Requirements: Copy out lines with the word "JSON" from the material that follows.

* start *

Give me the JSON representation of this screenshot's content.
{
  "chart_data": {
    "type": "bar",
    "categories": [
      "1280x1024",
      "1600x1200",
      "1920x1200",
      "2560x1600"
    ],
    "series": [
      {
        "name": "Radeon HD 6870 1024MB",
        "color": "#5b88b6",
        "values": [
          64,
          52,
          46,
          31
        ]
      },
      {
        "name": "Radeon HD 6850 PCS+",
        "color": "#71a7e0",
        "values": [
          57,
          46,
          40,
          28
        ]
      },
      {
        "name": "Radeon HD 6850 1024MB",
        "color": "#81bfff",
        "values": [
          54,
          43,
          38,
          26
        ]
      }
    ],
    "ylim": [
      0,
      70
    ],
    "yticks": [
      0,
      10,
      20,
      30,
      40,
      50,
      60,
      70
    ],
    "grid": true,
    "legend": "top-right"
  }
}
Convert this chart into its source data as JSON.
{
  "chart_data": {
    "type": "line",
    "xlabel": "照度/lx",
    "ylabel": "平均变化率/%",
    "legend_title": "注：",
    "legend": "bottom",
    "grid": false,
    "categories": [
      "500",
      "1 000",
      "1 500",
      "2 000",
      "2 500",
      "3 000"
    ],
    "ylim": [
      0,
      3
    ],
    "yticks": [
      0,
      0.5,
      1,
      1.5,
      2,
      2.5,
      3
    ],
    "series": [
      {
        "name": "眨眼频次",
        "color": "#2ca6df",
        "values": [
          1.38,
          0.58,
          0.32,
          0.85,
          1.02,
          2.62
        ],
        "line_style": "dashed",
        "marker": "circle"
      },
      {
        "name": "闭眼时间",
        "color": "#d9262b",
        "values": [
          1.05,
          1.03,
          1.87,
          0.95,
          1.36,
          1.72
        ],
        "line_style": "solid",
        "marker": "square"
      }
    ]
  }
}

* end *

Full response:
Give me the JSON representation of this screenshot's content.
Convert this chart into its source data as JSON.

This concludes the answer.